━━ Material for this task ━━

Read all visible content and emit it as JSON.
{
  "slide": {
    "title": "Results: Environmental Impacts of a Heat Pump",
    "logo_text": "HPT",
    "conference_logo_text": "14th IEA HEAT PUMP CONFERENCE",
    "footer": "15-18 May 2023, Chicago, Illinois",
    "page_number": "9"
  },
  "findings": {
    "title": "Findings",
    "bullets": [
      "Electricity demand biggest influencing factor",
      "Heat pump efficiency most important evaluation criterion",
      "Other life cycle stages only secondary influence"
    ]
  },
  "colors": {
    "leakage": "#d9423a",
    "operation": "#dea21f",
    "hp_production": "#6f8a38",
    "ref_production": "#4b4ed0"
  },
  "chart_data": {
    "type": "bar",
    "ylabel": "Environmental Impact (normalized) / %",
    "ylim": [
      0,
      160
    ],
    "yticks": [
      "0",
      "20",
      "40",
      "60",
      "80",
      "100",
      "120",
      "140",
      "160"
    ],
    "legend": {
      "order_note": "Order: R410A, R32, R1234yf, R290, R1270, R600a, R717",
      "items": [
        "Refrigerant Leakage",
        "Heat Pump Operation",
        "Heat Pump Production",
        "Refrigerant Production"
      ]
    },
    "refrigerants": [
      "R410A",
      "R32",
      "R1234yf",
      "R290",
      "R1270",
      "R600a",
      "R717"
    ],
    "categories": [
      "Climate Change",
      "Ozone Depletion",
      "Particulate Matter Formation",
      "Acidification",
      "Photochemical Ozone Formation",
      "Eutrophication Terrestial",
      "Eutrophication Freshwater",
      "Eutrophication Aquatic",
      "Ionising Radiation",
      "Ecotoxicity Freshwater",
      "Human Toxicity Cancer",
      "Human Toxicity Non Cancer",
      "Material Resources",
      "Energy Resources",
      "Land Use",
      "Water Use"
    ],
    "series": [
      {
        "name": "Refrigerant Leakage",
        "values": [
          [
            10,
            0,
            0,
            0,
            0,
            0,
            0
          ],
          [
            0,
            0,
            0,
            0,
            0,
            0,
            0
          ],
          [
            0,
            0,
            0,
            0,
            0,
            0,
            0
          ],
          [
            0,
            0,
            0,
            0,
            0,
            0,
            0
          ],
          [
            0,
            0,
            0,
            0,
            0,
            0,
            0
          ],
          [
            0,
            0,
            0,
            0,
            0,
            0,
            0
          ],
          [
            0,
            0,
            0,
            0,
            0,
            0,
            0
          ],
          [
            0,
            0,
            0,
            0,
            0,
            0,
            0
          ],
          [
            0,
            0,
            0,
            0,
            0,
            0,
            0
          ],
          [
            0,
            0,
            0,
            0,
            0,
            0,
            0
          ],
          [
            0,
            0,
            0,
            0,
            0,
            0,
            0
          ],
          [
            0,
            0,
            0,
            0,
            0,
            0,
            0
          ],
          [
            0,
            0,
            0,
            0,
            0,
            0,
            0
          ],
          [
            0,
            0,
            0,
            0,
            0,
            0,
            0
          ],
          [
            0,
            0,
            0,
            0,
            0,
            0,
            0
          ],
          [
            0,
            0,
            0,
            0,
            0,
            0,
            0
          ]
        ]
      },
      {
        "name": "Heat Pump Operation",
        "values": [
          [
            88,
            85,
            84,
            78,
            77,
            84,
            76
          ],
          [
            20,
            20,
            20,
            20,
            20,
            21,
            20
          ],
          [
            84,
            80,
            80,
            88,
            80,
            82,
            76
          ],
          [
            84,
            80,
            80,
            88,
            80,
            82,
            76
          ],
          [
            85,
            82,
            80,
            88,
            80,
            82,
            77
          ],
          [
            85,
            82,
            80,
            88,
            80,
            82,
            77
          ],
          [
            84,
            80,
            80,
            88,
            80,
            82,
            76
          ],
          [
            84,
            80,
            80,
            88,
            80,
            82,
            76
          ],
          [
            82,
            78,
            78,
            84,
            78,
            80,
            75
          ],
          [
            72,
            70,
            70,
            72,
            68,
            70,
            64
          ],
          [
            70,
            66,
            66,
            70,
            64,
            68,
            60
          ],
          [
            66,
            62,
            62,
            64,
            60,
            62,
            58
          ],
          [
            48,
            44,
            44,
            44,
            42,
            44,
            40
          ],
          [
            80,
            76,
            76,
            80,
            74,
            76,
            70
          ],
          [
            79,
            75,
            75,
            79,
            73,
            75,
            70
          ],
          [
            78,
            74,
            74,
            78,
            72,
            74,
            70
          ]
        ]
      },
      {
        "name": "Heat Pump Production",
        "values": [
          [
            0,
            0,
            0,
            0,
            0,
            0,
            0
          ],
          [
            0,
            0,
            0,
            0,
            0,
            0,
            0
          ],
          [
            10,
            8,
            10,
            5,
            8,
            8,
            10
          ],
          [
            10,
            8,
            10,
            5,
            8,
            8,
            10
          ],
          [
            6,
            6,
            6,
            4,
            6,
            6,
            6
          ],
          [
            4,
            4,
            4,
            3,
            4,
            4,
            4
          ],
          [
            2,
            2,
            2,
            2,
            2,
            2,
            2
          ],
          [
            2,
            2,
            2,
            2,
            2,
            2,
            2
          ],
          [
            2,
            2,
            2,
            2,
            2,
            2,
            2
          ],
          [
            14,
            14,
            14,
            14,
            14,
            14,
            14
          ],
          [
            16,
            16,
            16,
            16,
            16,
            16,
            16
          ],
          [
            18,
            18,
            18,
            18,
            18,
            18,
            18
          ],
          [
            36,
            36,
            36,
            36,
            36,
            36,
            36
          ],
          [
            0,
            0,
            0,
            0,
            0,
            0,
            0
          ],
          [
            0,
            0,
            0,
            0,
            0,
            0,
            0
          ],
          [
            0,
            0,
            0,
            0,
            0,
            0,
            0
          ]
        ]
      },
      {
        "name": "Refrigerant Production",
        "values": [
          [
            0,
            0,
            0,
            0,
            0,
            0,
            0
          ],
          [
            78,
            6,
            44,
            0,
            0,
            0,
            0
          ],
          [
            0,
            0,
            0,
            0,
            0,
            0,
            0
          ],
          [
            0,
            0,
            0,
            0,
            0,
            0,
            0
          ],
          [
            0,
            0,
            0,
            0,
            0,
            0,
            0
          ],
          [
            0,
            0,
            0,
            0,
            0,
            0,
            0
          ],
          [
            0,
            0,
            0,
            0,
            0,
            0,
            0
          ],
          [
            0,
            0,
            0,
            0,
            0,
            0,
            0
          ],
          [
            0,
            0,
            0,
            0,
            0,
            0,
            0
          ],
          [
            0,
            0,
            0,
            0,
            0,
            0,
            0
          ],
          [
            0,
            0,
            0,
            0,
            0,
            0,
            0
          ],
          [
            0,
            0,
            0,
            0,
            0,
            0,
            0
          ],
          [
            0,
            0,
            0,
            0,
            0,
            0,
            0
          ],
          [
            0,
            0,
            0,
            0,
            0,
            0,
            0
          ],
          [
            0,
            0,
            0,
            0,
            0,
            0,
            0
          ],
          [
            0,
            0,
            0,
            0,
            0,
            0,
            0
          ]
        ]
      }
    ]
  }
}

━━━

- Short problem
Every line above should be written out again exactly as it stands.

- Result of the task
Read all visible content and emit it as JSON.
{
  "slide": {
    "title": "Results: Environmental Impacts of a Heat Pump",
    "logo_text": "HPT",
    "conference_logo_text": "14th IEA HEAT PUMP CONFERENCE",
    "footer": "15-18 May 2023, Chicago, Illinois",
    "page_number": "9"
  },
  "findings": {
    "title": "Findings",
    "bullets": [
      "Electricity demand biggest influencing factor",
      "Heat pump efficiency most important evaluation criterion",
      "Other life cycle stages only secondary influence"
    ]
  },
  "colors": {
    "leakage": "#d9423a",
    "operation": "#dea21f",
    "hp_production": "#6f8a38",
    "ref_production": "#4b4ed0"
  },
  "chart_data": {
    "type": "bar",
    "ylabel": "Environmental Impact (normalized) / %",
    "ylim": [
      0,
      160
    ],
    "yticks": [
      "0",
      "20",
      "40",
      "60",
      "80",
      "100",
      "120",
      "140",
      "160"
    ],
    "legend": {
      "order_note": "Order: R410A, R32, R1234yf, R290, R1270, R600a, R717",
      "items": [
        "Refrigerant Leakage",
        "Heat Pump Operation",
        "Heat Pump Production",
        "Refrigerant Production"
      ]
    },
    "refrigerants": [
      "R410A",
      "R32",
      "R1234yf",
      "R290",
      "R1270",
      "R600a",
      "R717"
    ],
    "categories": [
      "Climate Change",
      "Ozone Depletion",
      "Particulate Matter Formation",
      "Acidification",
      "Photochemical Ozone Formation",
      "Eutrophication Terrestial",
      "Eutrophication Freshwater",
      "Eutrophication Aquatic",
      "Ionising Radiation",
      "Ecotoxicity Freshwater",
      "Human Toxicity Cancer",
      "Human Toxicity Non Cancer",
      "Material Resources",
      "Energy Resources",
      "Land Use",
      "Water Use"
    ],
    "series": [
      {
        "name": "Refrigerant Leakage",
        "values": [
          [
            10,
            0,
            0,
            0,
            0,
            0,
            0
          ],
          [
            0,
            0,
            0,
            0,
            0,
            0,
            0
          ],
          [
            0,
            0,
            0,
            0,
            0,
            0,
            0
          ],
          [
            0,
            0,
            0,
            0,
            0,
            0,
            0
          ],
          [
            0,
            0,
            0,
            0,
            0,
            0,
            0
          ],
          [
            0,
            0,
            0,
            0,
            0,
            0,
            0
          ],
          [
            0,
            0,
            0,
            0,
            0,
            0,
            0
          ],
          [
            0,
            0,
            0,
            0,
            0,
            0,
            0
          ],
          [
            0,
            0,
            0,
            0,
            0,
            0,
            0
          ],
          [
            0,
            0,
            0,
            0,
            0,
            0,
            0
          ],
          [
            0,
            0,
            0,
            0,
            0,
            0,
            0
          ],
          [
            0,
            0,
            0,
            0,
            0,
            0,
            0
          ],
          [
            0,
            0,
            0,
            0,
            0,
            0,
            0
          ],
          [
            0,
            0,
            0,
            0,
            0,
            0,
            0
          ],
          [
            0,
            0,
            0,
            0,
            0,
            0,
            0
          ],
          [
            0,
            0,
            0,
            0,
            0,
            0,
            0
          ]
        ]
      },
      {
        "name": "Heat Pump Operation",
        "values": [
          [
            88,
            85,
            84,
            78,
            77,
            84,
            76
          ],
          [
            20,
            20,
            20,
            20,
            20,
            21,
            20
          ],
          [
            84,
            80,
            80,
            88,
            80,
            82,
            76
          ],
          [
            84,
            80,
            80,
            88,
            80,
            82,
            76
          ],
          [
            85,
            82,
            80,
            88,
            80,
            82,
            77
          ],
          [
            85,
            82,
            80,
            88,
            80,
            82,
            77
          ],
          [
            84,
            80,
            80,
            88,
            80,
            82,
            76
          ],
          [
            84,
            80,
            80,
            88,
            80,
            82,
            76
          ],
          [
            82,
            78,
            78,
            84,
            78,
            80,
            75
          ],
          [
            72,
            70,
            70,
            72,
            68,
            70,
            64
          ],
          [
            70,
            66,
            66,
            70,
            64,
            68,
            60
          ],
          [
            66,
            62,
            62,
            64,
            60,
            62,
            58
          ],
          [
            48,
            44,
            44,
            44,
            42,
            44,
            40
          ],
          [
            80,
            76,
            76,
            80,
            74,
            76,
            70
          ],
          [
            79,
            75,
            75,
            79,
            73,
            75,
            70
          ],
          [
            78,
            74,
            74,
            78,
            72,
            74,
            70
          ]
        ]
      },
      {
        "name": "Heat Pump Production",
        "values": [
          [
            0,
            0,
            0,
            0,
            0,
            0,
            0
          ],
          [
            0,
            0,
            0,
            0,
            0,
            0,
            0
          ],
          [
            10,
            8,
            10,
            5,
            8,
            8,
            10
          ],
          [
            10,
            8,
            10,
            5,
            8,
            8,
            10
          ],
          [
            6,
            6,
            6,
            4,
            6,
            6,
            6
          ],
          [
            4,
            4,
            4,
            3,
            4,
            4,
            4
          ],
          [
            2,
            2,
            2,
            2,
            2,
            2,
            2
          ],
          [
            2,
            2,
            2,
            2,
            2,
            2,
            2
          ],
          [
            2,
            2,
            2,
            2,
            2,
            2,
            2
          ],
          [
            14,
            14,
            14,
            14,
            14,
            14,
            14
          ],
          [
            16,
            16,
            16,
            16,
            16,
            16,
            16
          ],
          [
            18,
            18,
            18,
            18,
            18,
            18,
            18
          ],
          [
            36,
            36,
            36,
            36,
            36,
            36,
            36
          ],
          [
            0,
            0,
            0,
            0,
            0,
            0,
            0
          ],
          [
            0,
            0,
            0,
            0,
            0,
            0,
            0
          ],
          [
            0,
            0,
            0,
            0,
            0,
            0,
            0
          ]
        ]
      },
      {
        "name": "Refrigerant Production",
        "values": [
          [
            0,
            0,
            0,
            0,
            0,
            0,
            0
          ],
          [
            78,
            6,
            44,
            0,
            0,
            0,
            0
          ],
          [
            0,
            0,
            0,
            0,
            0,
            0,
            0
          ],
          [
            0,
            0,
            0,
            0,
            0,
            0,
            0
          ],
          [
            0,
            0,
            0,
            0,
            0,
            0,
            0
          ],
          [
            0,
            0,
            0,
            0,
            0,
            0,
            0
          ],
          [
            0,
            0,
            0,
            0,
            0,
            0,
            0
          ],
          [
            0,
            0,
            0,
            0,
            0,
            0,
            0
          ],
          [
            0,
            0,
            0,
            0,
            0,
            0,
            0
          ],
          [
            0,
            0,
            0,
            0,
            0,
            0,
            0
          ],
          [
            0,
            0,
            0,
            0,
            0,
            0,
            0
          ],
          [
            0,
            0,
            0,
            0,
            0,
            0,
            0
          ],
          [
            0,
            0,
            0,
            0,
            0,
            0,
            0
          ],
          [
            0,
            0,
            0,
            0,
            0,
            0,
            0
          ],
          [
            0,
            0,
            0,
            0,
            0,
            0,
            0
          ],
          [
            0,
            0,
            0,
            0,
            0,
            0,
            0
          ]
        ]
      }
    ]
  }
}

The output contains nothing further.